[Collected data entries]
·····

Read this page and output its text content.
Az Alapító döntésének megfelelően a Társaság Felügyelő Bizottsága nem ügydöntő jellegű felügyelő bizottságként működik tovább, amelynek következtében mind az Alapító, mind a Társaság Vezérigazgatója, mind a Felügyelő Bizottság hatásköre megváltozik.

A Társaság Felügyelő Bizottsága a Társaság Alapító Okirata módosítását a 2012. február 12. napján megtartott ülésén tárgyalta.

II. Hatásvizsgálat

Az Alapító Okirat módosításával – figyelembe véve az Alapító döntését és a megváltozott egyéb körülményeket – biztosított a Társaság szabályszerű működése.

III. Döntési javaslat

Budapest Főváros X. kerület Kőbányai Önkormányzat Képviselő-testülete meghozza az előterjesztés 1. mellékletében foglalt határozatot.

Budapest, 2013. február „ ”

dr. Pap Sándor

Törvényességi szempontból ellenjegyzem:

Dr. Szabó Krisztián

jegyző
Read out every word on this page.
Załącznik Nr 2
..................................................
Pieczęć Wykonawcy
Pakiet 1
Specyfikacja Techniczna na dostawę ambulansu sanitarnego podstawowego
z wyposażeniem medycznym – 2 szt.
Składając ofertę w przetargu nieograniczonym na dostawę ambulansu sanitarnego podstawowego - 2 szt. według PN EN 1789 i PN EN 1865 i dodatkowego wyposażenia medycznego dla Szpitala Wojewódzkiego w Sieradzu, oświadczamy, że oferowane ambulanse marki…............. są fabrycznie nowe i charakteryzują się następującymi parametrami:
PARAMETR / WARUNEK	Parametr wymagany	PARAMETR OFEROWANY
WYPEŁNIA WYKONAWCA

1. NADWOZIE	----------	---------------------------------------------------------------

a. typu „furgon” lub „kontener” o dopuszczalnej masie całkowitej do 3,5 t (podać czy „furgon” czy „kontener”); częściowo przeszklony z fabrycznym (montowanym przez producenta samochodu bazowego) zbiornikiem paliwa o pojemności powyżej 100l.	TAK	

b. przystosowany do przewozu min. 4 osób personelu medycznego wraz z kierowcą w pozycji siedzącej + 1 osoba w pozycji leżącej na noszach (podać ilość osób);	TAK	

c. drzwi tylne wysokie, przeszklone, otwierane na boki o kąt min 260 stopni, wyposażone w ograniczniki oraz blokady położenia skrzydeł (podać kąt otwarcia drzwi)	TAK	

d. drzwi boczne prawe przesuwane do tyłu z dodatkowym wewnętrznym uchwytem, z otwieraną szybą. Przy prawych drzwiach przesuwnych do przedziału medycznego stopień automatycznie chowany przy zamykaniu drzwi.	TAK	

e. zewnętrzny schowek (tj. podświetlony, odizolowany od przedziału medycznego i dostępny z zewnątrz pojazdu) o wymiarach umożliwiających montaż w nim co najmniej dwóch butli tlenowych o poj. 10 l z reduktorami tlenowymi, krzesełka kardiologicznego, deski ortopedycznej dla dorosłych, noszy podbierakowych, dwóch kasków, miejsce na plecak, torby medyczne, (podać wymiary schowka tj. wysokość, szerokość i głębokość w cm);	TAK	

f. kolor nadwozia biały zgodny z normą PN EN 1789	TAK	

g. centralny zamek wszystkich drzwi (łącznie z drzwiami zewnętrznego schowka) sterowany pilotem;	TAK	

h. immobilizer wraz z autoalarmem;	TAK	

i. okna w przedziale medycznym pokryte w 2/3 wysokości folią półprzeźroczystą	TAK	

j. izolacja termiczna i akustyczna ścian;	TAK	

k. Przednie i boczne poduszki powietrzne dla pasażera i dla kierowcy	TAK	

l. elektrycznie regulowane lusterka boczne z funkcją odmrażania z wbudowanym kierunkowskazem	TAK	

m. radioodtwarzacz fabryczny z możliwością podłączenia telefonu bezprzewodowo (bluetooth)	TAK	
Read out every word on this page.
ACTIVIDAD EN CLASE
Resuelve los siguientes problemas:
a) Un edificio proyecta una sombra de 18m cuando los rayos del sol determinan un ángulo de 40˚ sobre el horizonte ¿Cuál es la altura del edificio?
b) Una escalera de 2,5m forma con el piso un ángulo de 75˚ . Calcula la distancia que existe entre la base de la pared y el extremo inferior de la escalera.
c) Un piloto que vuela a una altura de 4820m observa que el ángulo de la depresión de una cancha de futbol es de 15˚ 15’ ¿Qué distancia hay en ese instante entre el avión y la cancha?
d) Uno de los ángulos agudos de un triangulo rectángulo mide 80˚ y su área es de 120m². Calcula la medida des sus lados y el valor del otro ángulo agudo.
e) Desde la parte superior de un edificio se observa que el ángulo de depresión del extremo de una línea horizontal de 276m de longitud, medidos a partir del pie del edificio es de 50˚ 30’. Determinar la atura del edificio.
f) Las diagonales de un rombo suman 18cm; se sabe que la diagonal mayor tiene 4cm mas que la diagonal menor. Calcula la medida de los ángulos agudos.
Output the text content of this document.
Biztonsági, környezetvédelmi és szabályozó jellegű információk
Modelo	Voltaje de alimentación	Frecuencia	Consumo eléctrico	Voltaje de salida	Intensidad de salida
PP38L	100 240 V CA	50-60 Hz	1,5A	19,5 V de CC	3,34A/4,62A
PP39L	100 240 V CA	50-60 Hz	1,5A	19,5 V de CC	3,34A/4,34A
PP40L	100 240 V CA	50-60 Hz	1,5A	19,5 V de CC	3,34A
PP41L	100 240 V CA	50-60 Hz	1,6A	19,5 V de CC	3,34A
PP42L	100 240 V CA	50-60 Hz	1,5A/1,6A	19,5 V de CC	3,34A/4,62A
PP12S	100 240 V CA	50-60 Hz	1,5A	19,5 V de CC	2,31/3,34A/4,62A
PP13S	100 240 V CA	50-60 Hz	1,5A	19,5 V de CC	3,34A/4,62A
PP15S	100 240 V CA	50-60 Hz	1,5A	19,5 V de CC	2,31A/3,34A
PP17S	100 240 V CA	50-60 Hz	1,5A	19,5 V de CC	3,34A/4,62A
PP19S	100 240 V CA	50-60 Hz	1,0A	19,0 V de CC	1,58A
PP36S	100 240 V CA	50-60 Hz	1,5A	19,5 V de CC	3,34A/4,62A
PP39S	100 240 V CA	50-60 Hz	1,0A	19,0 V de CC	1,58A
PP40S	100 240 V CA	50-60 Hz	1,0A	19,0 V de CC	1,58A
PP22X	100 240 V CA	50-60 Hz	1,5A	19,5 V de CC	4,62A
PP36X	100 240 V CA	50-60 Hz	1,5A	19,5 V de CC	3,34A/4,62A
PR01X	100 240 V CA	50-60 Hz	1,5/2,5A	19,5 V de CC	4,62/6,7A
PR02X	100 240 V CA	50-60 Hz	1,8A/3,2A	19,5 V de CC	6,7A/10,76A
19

·····

Work to complete —
Take every line that includes the string "edificio" and copy it.

Expected answer —
a) Un edificio proyecta una sombra de 18m cuando los rayos del sol determinan un ángulo de 40˚ sobre el horizonte ¿Cuál es la altura del edificio?
e) Desde la parte superior de un edificio se observa que el ángulo de depresión del extremo de una línea horizontal de 276m de longitud, medidos a partir del pie del edificio es de 50˚ 30’. Determinar la atura del edificio.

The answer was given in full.